## Short task
Transcribe every line, keeping it exact.

## Records
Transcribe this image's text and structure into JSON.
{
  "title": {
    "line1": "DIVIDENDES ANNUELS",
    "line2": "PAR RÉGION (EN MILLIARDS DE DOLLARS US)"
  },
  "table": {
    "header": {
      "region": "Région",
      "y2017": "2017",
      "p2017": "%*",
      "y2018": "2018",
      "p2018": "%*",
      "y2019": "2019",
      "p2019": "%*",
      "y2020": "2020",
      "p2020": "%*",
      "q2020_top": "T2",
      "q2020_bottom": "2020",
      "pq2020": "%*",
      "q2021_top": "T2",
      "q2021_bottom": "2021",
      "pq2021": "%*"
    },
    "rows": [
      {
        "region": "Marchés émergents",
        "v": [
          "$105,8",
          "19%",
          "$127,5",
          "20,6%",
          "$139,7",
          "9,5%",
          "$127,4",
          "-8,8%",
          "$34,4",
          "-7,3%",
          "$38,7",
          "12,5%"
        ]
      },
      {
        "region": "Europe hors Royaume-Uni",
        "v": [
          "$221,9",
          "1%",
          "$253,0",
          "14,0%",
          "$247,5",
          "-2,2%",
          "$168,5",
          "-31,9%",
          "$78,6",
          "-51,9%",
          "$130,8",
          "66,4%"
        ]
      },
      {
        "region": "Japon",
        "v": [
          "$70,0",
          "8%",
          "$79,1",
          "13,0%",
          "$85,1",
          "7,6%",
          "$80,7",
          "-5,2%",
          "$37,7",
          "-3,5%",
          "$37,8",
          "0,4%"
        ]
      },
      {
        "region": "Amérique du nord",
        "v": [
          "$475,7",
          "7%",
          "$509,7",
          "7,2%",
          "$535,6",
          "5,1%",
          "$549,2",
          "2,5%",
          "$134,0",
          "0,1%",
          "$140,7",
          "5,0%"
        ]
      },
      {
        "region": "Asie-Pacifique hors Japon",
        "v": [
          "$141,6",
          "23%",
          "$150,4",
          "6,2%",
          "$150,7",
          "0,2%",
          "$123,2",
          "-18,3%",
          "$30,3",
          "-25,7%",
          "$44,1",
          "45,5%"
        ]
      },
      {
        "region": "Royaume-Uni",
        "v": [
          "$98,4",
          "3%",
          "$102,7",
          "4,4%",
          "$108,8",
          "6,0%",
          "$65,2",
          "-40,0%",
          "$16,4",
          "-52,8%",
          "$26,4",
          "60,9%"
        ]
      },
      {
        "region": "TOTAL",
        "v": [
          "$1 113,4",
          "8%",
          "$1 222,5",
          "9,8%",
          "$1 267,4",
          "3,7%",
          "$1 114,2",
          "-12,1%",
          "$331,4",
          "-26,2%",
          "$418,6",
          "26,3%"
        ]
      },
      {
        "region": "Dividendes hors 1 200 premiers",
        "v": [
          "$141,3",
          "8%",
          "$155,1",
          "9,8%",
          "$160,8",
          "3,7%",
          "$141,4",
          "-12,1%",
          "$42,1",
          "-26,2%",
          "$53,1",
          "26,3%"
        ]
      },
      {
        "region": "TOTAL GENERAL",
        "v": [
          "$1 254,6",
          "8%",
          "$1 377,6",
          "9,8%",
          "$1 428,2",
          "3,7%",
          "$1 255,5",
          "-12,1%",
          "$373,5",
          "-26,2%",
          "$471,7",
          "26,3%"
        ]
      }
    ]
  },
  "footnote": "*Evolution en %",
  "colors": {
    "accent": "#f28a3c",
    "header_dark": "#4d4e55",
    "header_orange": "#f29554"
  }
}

## Answer to the problem
Transcribe this image's text and structure into JSON.
{
  "title": {
    "line1": "DIVIDENDES ANNUELS",
    "line2": "PAR RÉGION (EN MILLIARDS DE DOLLARS US)"
  },
  "table": {
    "header": {
      "region": "Région",
      "y2017": "2017",
      "p2017": "%*",
      "y2018": "2018",
      "p2018": "%*",
      "y2019": "2019",
      "p2019": "%*",
      "y2020": "2020",
      "p2020": "%*",
      "q2020_top": "T2",
      "q2020_bottom": "2020",
      "pq2020": "%*",
      "q2021_top": "T2",
      "q2021_bottom": "2021",
      "pq2021": "%*"
    },
    "rows": [
      {
        "region": "Marchés émergents",
        "v": [
          "$105,8",
          "19%",
          "$127,5",
          "20,6%",
          "$139,7",
          "9,5%",
          "$127,4",
          "-8,8%",
          "$34,4",
          "-7,3%",
          "$38,7",
          "12,5%"
        ]
      },
      {
        "region": "Europe hors Royaume-Uni",
        "v": [
          "$221,9",
          "1%",
          "$253,0",
          "14,0%",
          "$247,5",
          "-2,2%",
          "$168,5",
          "-31,9%",
          "$78,6",
          "-51,9%",
          "$130,8",
          "66,4%"
        ]
      },
      {
        "region": "Japon",
        "v": [
          "$70,0",
          "8%",
          "$79,1",
          "13,0%",
          "$85,1",
          "7,6%",
          "$80,7",
          "-5,2%",
          "$37,7",
          "-3,5%",
          "$37,8",
          "0,4%"
        ]
      },
      {
        "region": "Amérique du nord",
        "v": [
          "$475,7",
          "7%",
          "$509,7",
          "7,2%",
          "$535,6",
          "5,1%",
          "$549,2",
          "2,5%",
          "$134,0",
          "0,1%",
          "$140,7",
          "5,0%"
        ]
      },
      {
        "region": "Asie-Pacifique hors Japon",
        "v": [
          "$141,6",
          "23%",
          "$150,4",
          "6,2%",
          "$150,7",
          "0,2%",
          "$123,2",
          "-18,3%",
          "$30,3",
          "-25,7%",
          "$44,1",
          "45,5%"
        ]
      },
      {
        "region": "Royaume-Uni",
        "v": [
          "$98,4",
          "3%",
          "$102,7",
          "4,4%",
          "$108,8",
          "6,0%",
          "$65,2",
          "-40,0%",
          "$16,4",
          "-52,8%",
          "$26,4",
          "60,9%"
        ]
      },
      {
        "region": "TOTAL",
        "v": [
          "$1 113,4",
          "8%",
          "$1 222,5",
          "9,8%",
          "$1 267,4",
          "3,7%",
          "$1 114,2",
          "-12,1%",
          "$331,4",
          "-26,2%",
          "$418,6",
          "26,3%"
        ]
      },
      {
        "region": "Dividendes hors 1 200 premiers",
        "v": [
          "$141,3",
          "8%",
          "$155,1",
          "9,8%",
          "$160,8",
          "3,7%",
          "$141,4",
          "-12,1%",
          "$42,1",
          "-26,2%",
          "$53,1",
          "26,3%"
        ]
      },
      {
        "region": "TOTAL GENERAL",
        "v": [
          "$1 254,6",
          "8%",
          "$1 377,6",
          "9,8%",
          "$1 428,2",
          "3,7%",
          "$1 255,5",
          "-12,1%",
          "$373,5",
          "-26,2%",
          "$471,7",
          "26,3%"
        ]
      }
    ]
  },
  "footnote": "*Evolution en %",
  "colors": {
    "accent": "#f28a3c",
    "header_dark": "#4d4e55",
    "header_orange": "#f29554"
  }
}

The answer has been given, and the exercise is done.